_Set problem_:
Return the entries below verbatim. Pictures stay out.

_Supplied material_:
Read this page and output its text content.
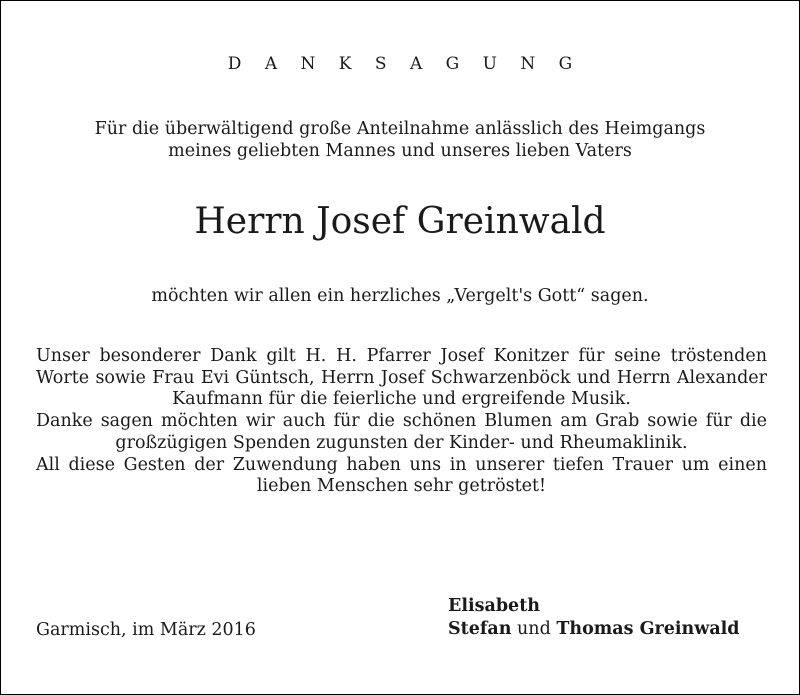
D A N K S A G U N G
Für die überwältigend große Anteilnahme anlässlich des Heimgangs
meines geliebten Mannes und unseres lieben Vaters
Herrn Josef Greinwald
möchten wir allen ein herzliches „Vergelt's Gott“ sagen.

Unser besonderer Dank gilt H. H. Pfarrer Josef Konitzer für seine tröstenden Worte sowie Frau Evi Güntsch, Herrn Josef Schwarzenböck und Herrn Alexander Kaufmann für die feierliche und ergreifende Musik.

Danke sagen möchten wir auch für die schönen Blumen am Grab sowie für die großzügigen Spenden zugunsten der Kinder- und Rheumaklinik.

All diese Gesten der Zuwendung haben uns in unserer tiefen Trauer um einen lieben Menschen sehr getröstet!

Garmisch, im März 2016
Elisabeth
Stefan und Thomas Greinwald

_In response_:
Read this page and output its text content.
D A N K S A G U N G
Für die überwältigend große Anteilnahme anlässlich des Heimgangs
meines geliebten Mannes und unseres lieben Vaters
Herrn Josef Greinwald
möchten wir allen ein herzliches „Vergelt's Gott“ sagen.

Unser besonderer Dank gilt H. H. Pfarrer Josef Konitzer für seine tröstenden Worte sowie Frau Evi Güntsch, Herrn Josef Schwarzenböck und Herrn Alexander Kaufmann für die feierliche und ergreifende Musik.

Danke sagen möchten wir auch für die schönen Blumen am Grab sowie für die großzügigen Spenden zugunsten der Kinder- und Rheumaklinik.

All diese Gesten der Zuwendung haben uns in unserer tiefen Trauer um einen lieben Menschen sehr getröstet!

Garmisch, im März 2016
Elisabeth
Stefan und Thomas Greinwald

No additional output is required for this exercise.